**Goal**
Give an exact transcription of every line, dropping the images.

══════════

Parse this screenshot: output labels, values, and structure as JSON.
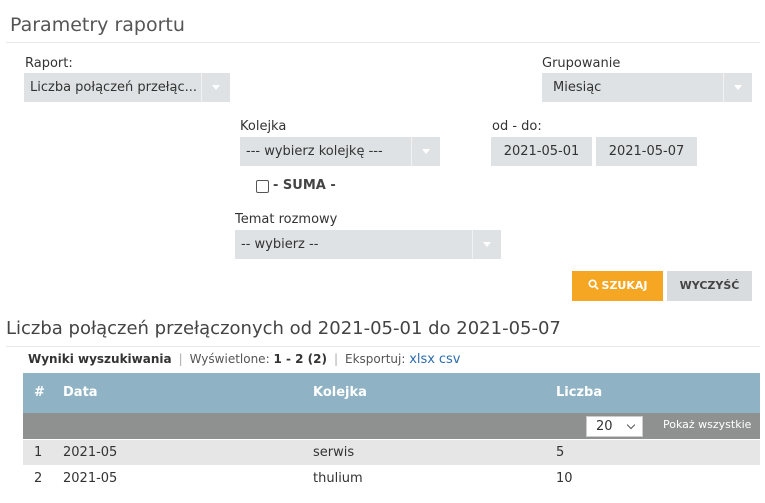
{
  "page": {
    "title": "Parametry raportu"
  },
  "form": {
    "raport": {
      "label": "Raport:",
      "value": "Liczba połączeń przełąc..."
    },
    "grupowanie": {
      "label": "Grupowanie",
      "value": "Miesiąc"
    },
    "kolejka": {
      "label": "Kolejka",
      "value": "--- wybierz kolejkę ---"
    },
    "suma": {
      "label": "- SUMA -",
      "checked": false
    },
    "daterange": {
      "label": "od - do:",
      "from": "2021-05-01",
      "to": "2021-05-07"
    },
    "temat": {
      "label": "Temat rozmowy",
      "value": "-- wybierz --"
    },
    "search_button": "SZUKAJ",
    "clear_button": "WYCZYŚĆ",
    "search_icon": "search-icon"
  },
  "results": {
    "heading": "Liczba połączeń przełączonych od 2021-05-01 do 2021-05-07",
    "tab_label": "Wyniki wyszukiwania",
    "displayed_label": "Wyświetlone:",
    "displayed_value": "1 - 2 (2)",
    "export_label": "Eksportuj:",
    "export_xlsx": "xlsx",
    "export_csv": "csv",
    "columns": [
      "#",
      "Data",
      "Kolejka",
      "Liczba"
    ],
    "per_page": "20",
    "show_all": "Pokaż wszystkie",
    "rows": [
      {
        "num": "1",
        "data": "2021-05",
        "kolejka": "serwis",
        "liczba": "5"
      },
      {
        "num": "2",
        "data": "2021-05",
        "kolejka": "thulium",
        "liczba": "10"
      }
    ]
  },
  "colors": {
    "accent": "#f5a623",
    "header": "#8fb3c4",
    "toolbar": "#8f9090",
    "select": "#dfe2e4"
  }
}
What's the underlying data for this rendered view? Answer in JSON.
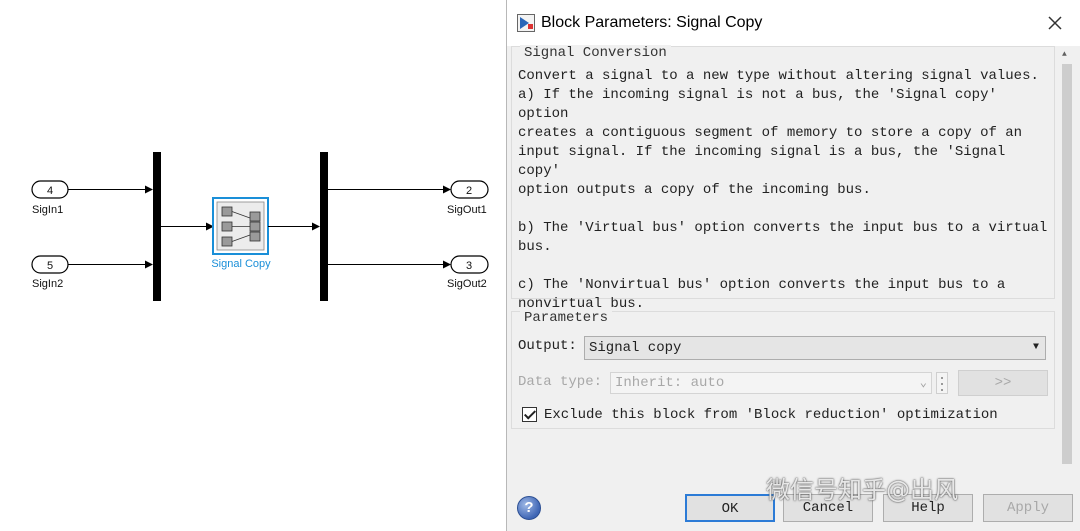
{
  "model": {
    "inports": [
      {
        "number": "4",
        "label": "SigIn1"
      },
      {
        "number": "5",
        "label": "SigIn2"
      }
    ],
    "outports": [
      {
        "number": "2",
        "label": "SigOut1"
      },
      {
        "number": "3",
        "label": "SigOut2"
      }
    ],
    "block_label": "Signal Copy",
    "block_color": "#1a8fd8"
  },
  "dialog": {
    "title": "Block Parameters: Signal Copy",
    "section_title": "Signal Conversion",
    "description": "Convert a signal to a new type without altering signal values.\na) If the incoming signal is not a bus, the 'Signal copy' option\ncreates a contiguous segment of memory to store a copy of an\ninput signal. If the incoming signal is a bus, the 'Signal copy'\noption outputs a copy of the incoming bus.\n\nb) The 'Virtual bus' option converts the input bus to a virtual\nbus.\n\nc) The 'Nonvirtual bus' option converts the input bus to a\nnonvirtual bus.",
    "parameters_title": "Parameters",
    "output_label": "Output:",
    "output_value": "Signal copy",
    "datatype_label": "Data type:",
    "datatype_value": "Inherit: auto",
    "assistant_label": ">>",
    "exclude_label": "Exclude this block from 'Block reduction' optimization",
    "exclude_checked": true,
    "buttons": {
      "ok": "OK",
      "cancel": "Cancel",
      "help": "Help",
      "apply": "Apply"
    },
    "help_icon": "?"
  },
  "watermark": "微信号知乎@出风"
}
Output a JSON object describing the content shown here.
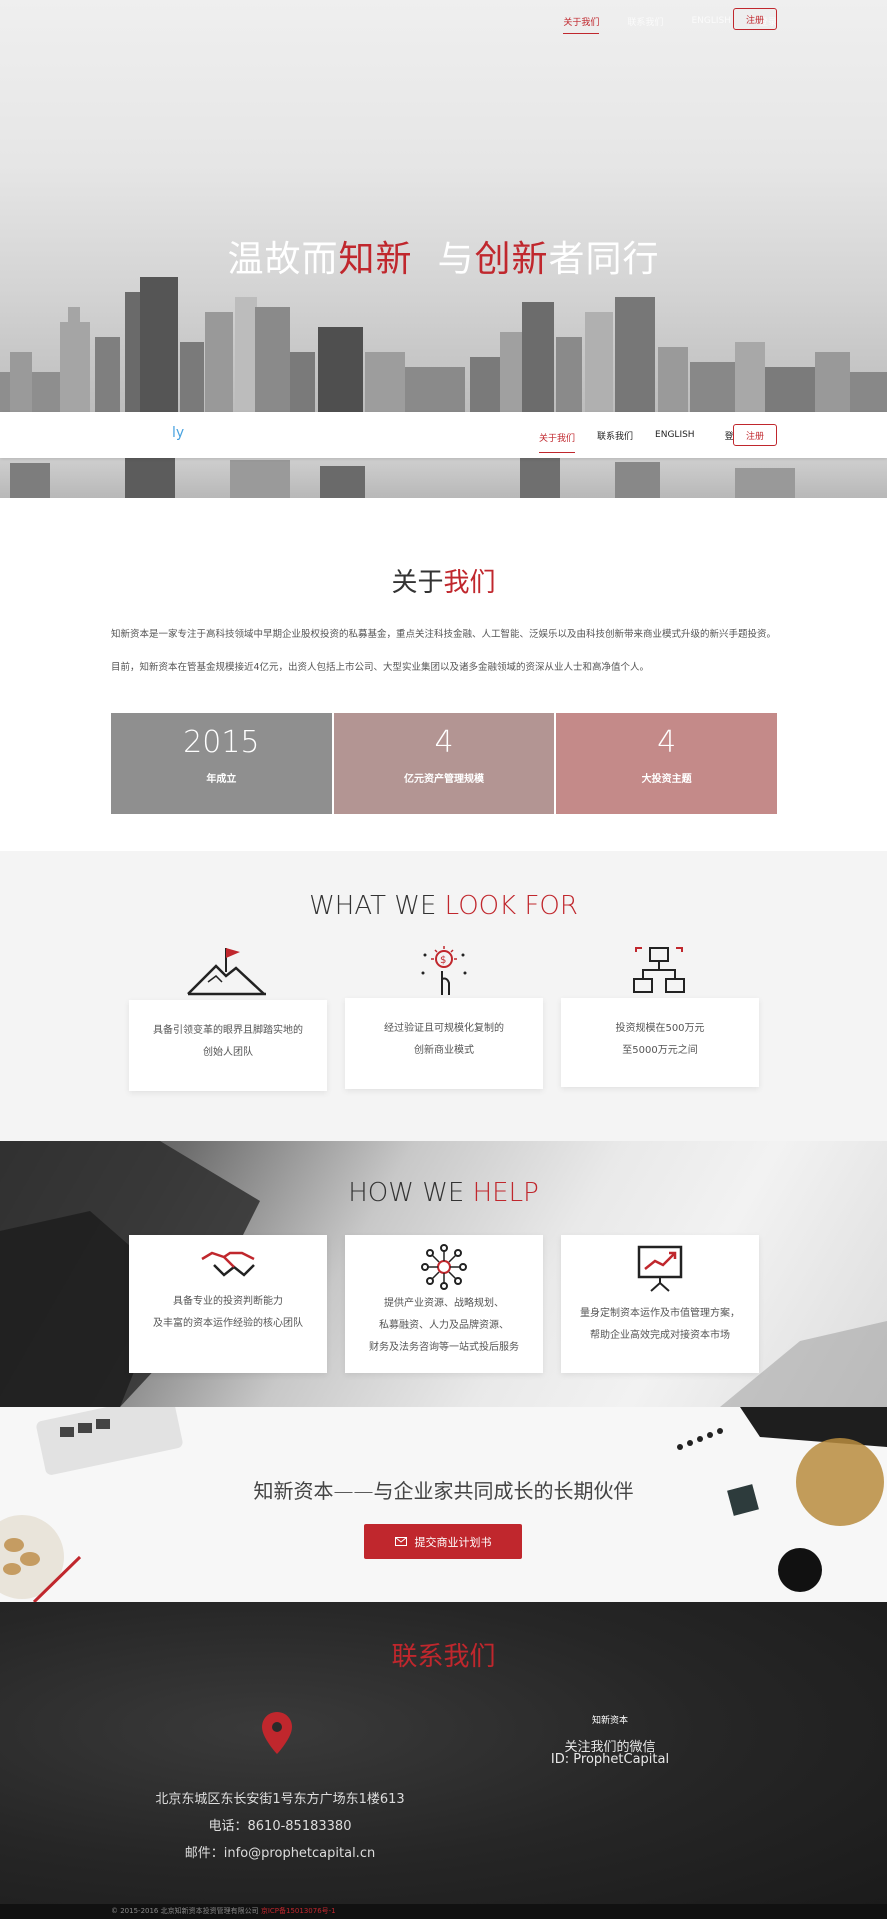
{
  "topnav": {
    "items": [
      "关于我们",
      "联系我们",
      "ENGLISH"
    ],
    "login": "登录",
    "register": "注册"
  },
  "hero": {
    "t1": "温故而",
    "t2": "知新",
    "t3": "与",
    "t4": "创新",
    "t5": "者同行"
  },
  "sticky": {
    "logo": "ly",
    "items": [
      "关于我们",
      "联系我们",
      "ENGLISH"
    ],
    "login": "登录",
    "register": "注册"
  },
  "about": {
    "title_a": "关于",
    "title_b": "我们",
    "p1": "知新资本是一家专注于高科技领域中早期企业股权投资的私募基金，重点关注科技金融、人工智能、泛娱乐以及由科技创新带来商业模式升级的新兴手题投资。",
    "p2": "目前，知新资本在管基金规模接近4亿元，出资人包括上市公司、大型实业集团以及诸多金融领域的资深从业人士和高净值个人。",
    "stats": [
      {
        "num": "2015",
        "label": "年成立",
        "color": "#8f8f8f"
      },
      {
        "num": "4",
        "label": "亿元资产管理规模",
        "color": "#b39593"
      },
      {
        "num": "4",
        "label": "大投资主题",
        "color": "#c48a89"
      }
    ]
  },
  "lookfor": {
    "title_a": "WHAT WE ",
    "title_b": "LOOK FOR",
    "cards": [
      {
        "icon": "mountain-flag-icon",
        "l1": "具备引领变革的眼界且脚踏实地的",
        "l2": "创始人团队"
      },
      {
        "icon": "lightbulb-hand-icon",
        "l1": "经过验证且可规模化复制的",
        "l2": "创新商业模式"
      },
      {
        "icon": "network-computers-icon",
        "l1": "投资规模在500万元",
        "l2": "至5000万元之间"
      }
    ]
  },
  "help": {
    "title_a": "HOW WE ",
    "title_b": "HELP",
    "cards": [
      {
        "icon": "handshake-icon",
        "lines": [
          "具备专业的投资判断能力",
          "及丰富的资本运作经验的核心团队"
        ]
      },
      {
        "icon": "resource-network-icon",
        "lines": [
          "提供产业资源、战略规划、",
          "私募融资、人力及品牌资源、",
          "财务及法务咨询等一站式投后服务"
        ]
      },
      {
        "icon": "presentation-chart-icon",
        "lines": [
          "量身定制资本运作及市值管理方案，",
          "帮助企业高效完成对接资本市场"
        ]
      }
    ]
  },
  "partner": {
    "title": "知新资本——与企业家共同成长的长期伙伴",
    "button": "提交商业计划书",
    "button_icon": "envelope-icon"
  },
  "contact": {
    "title": "联系我们",
    "address": "北京东城区东长安街1号东方广场东1楼613",
    "phone": "电话：8610-85183380",
    "email": "邮件：info@prophetcapital.cn",
    "wx_brand": "知新资本",
    "wx_follow": "关注我们的微信",
    "wx_id": "ID: ProphetCapital"
  },
  "footer": {
    "copy": "© 2015-2016 北京知新资本投资管理有限公司 ",
    "icp": "京ICP备15013076号-1"
  },
  "colors": {
    "accent": "#c0272d",
    "dark": "#1f1f1f",
    "light": "#f4f4f4"
  }
}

══════════

**Exercise response**
Parse this screenshot: output labels, values, and structure as JSON.
{
  "page": {
    "title": "Parametry raportu"
  },
  "form": {
    "raport": {
      "label": "Raport:",
      "value": "Liczba połączeń przełąc..."
    },
    "grupowanie": {
      "label": "Grupowanie",
      "value": "Miesiąc"
    },
    "kolejka": {
      "label": "Kolejka",
      "value": "--- wybierz kolejkę ---"
    },
    "suma": {
      "label": "- SUMA -",
      "checked": false
    },
    "daterange": {
      "label": "od - do:",
      "from": "2021-05-01",
      "to": "2021-05-07"
    },
    "temat": {
      "label": "Temat rozmowy",
      "value": "-- wybierz --"
    },
    "search_button": "SZUKAJ",
    "clear_button": "WYCZYŚĆ",
    "search_icon": "search-icon"
  },
  "results": {
    "heading": "Liczba połączeń przełączonych od 2021-05-01 do 2021-05-07",
    "tab_label": "Wyniki wyszukiwania",
    "displayed_label": "Wyświetlone:",
    "displayed_value": "1 - 2 (2)",
    "export_label": "Eksportuj:",
    "export_xlsx": "xlsx",
    "export_csv": "csv",
    "columns": [
      "#",
      "Data",
      "Kolejka",
      "Liczba"
    ],
    "per_page": "20",
    "show_all": "Pokaż wszystkie",
    "rows": [
      {
        "num": "1",
        "data": "2021-05",
        "kolejka": "serwis",
        "liczba": "5"
      },
      {
        "num": "2",
        "data": "2021-05",
        "kolejka": "thulium",
        "liczba": "10"
      }
    ]
  },
  "colors": {
    "accent": "#f5a623",
    "header": "#8fb3c4",
    "toolbar": "#8f9090",
    "select": "#dfe2e4"
  }
}
What's the underlying data for this rendered view? Answer in JSON.
{
  "model": {
    "inports": [
      {
        "number": "4",
        "label": "SigIn1"
      },
      {
        "number": "5",
        "label": "SigIn2"
      }
    ],
    "outports": [
      {
        "number": "2",
        "label": "SigOut1"
      },
      {
        "number": "3",
        "label": "SigOut2"
      }
    ],
    "block_label": "Signal Copy",
    "block_color": "#1a8fd8"
  },
  "dialog": {
    "title": "Block Parameters: Signal Copy",
    "section_title": "Signal Conversion",
    "description": "Convert a signal to a new type without altering signal values.\na) If the incoming signal is not a bus, the 'Signal copy' option\ncreates a contiguous segment of memory to store a copy of an\ninput signal. If the incoming signal is a bus, the 'Signal copy'\noption outputs a copy of the incoming bus.\n\nb) The 'Virtual bus' option converts the input bus to a virtual\nbus.\n\nc) The 'Nonvirtual bus' option converts the input bus to a\nnonvirtual bus.",
    "parameters_title": "Parameters",
    "output_label": "Output:",
    "output_value": "Signal copy",
    "datatype_label": "Data type:",
    "datatype_value": "Inherit: auto",
    "assistant_label": ">>",
    "exclude_label": "Exclude this block from 'Block reduction' optimization",
    "exclude_checked": true,
    "buttons": {
      "ok": "OK",
      "cancel": "Cancel",
      "help": "Help",
      "apply": "Apply"
    },
    "help_icon": "?"
  },
  "watermark": "微信号知乎@出风"
}
Output a JSON object describing the content shown here.
{
  "topnav": {
    "items": [
      "关于我们",
      "联系我们",
      "ENGLISH"
    ],
    "login": "登录",
    "register": "注册"
  },
  "hero": {
    "t1": "温故而",
    "t2": "知新",
    "t3": "与",
    "t4": "创新",
    "t5": "者同行"
  },
  "sticky": {
    "logo": "ly",
    "items": [
      "关于我们",
      "联系我们",
      "ENGLISH"
    ],
    "login": "登录",
    "register": "注册"
  },
  "about": {
    "title_a": "关于",
    "title_b": "我们",
    "p1": "知新资本是一家专注于高科技领域中早期企业股权投资的私募基金，重点关注科技金融、人工智能、泛娱乐以及由科技创新带来商业模式升级的新兴手题投资。",
    "p2": "目前，知新资本在管基金规模接近4亿元，出资人包括上市公司、大型实业集团以及诸多金融领域的资深从业人士和高净值个人。",
    "stats": [
      {
        "num": "2015",
        "label": "年成立",
        "color": "#8f8f8f"
      },
      {
        "num": "4",
        "label": "亿元资产管理规模",
        "color": "#b39593"
      },
      {
        "num": "4",
        "label": "大投资主题",
        "color": "#c48a89"
      }
    ]
  },
  "lookfor": {
    "title_a": "WHAT WE ",
    "title_b": "LOOK FOR",
    "cards": [
      {
        "icon": "mountain-flag-icon",
        "l1": "具备引领变革的眼界且脚踏实地的",
        "l2": "创始人团队"
      },
      {
        "icon": "lightbulb-hand-icon",
        "l1": "经过验证且可规模化复制的",
        "l2": "创新商业模式"
      },
      {
        "icon": "network-computers-icon",
        "l1": "投资规模在500万元",
        "l2": "至5000万元之间"
      }
    ]
  },
  "help": {
    "title_a": "HOW WE ",
    "title_b": "HELP",
    "cards": [
      {
        "icon": "handshake-icon",
        "lines": [
          "具备专业的投资判断能力",
          "及丰富的资本运作经验的核心团队"
        ]
      },
      {
        "icon": "resource-network-icon",
        "lines": [
          "提供产业资源、战略规划、",
          "私募融资、人力及品牌资源、",
          "财务及法务咨询等一站式投后服务"
        ]
      },
      {
        "icon": "presentation-chart-icon",
        "lines": [
          "量身定制资本运作及市值管理方案，",
          "帮助企业高效完成对接资本市场"
        ]
      }
    ]
  },
  "partner": {
    "title": "知新资本——与企业家共同成长的长期伙伴",
    "button": "提交商业计划书",
    "button_icon": "envelope-icon"
  },
  "contact": {
    "title": "联系我们",
    "address": "北京东城区东长安街1号东方广场东1楼613",
    "phone": "电话：8610-85183380",
    "email": "邮件：info@prophetcapital.cn",
    "wx_brand": "知新资本",
    "wx_follow": "关注我们的微信",
    "wx_id": "ID: ProphetCapital"
  },
  "footer": {
    "copy": "© 2015-2016 北京知新资本投资管理有限公司 ",
    "icp": "京ICP备15013076号-1"
  },
  "colors": {
    "accent": "#c0272d",
    "dark": "#1f1f1f",
    "light": "#f4f4f4"
  }
}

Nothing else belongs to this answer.